**GIVEN REQUEST:** Narrow the data below down to the lines containing "title".

**RAW RECORDS:**
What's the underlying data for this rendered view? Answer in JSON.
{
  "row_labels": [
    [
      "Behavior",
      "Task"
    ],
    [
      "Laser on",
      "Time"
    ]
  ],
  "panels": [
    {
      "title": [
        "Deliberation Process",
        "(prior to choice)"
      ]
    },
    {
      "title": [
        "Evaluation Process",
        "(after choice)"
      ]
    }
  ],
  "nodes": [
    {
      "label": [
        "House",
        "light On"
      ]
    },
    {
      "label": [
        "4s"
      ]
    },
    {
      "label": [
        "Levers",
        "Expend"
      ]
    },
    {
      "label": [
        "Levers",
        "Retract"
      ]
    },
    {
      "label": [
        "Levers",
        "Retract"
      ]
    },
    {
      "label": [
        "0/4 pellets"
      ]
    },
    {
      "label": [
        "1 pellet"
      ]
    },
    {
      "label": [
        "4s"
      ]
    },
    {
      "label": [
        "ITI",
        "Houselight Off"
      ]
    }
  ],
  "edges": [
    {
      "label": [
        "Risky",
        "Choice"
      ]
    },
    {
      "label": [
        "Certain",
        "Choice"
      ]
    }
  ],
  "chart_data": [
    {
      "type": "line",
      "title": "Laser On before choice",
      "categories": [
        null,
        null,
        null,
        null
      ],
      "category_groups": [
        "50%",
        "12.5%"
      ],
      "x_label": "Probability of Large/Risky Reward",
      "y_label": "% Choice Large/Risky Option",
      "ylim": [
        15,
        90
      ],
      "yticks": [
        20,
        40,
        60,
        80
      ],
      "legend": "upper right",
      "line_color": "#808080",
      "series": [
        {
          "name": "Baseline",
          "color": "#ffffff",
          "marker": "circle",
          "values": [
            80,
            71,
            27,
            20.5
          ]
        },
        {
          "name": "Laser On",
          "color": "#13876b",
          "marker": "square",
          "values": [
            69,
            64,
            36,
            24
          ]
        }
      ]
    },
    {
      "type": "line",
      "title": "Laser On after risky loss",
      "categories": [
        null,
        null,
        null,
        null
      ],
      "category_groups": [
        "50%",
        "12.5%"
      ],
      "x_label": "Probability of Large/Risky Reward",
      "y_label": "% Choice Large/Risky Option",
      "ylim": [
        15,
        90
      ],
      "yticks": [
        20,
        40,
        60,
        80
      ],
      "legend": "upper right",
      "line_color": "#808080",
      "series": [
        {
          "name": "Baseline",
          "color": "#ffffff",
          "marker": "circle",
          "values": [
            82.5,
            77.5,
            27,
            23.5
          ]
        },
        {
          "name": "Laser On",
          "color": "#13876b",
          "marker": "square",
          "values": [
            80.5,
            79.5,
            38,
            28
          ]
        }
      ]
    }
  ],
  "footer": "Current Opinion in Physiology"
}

**RESPONSE TO THIS EXERCISE:**
      "title": [
      "title": [
      "title": "Laser On before choice",
      "title": "Laser On after risky loss",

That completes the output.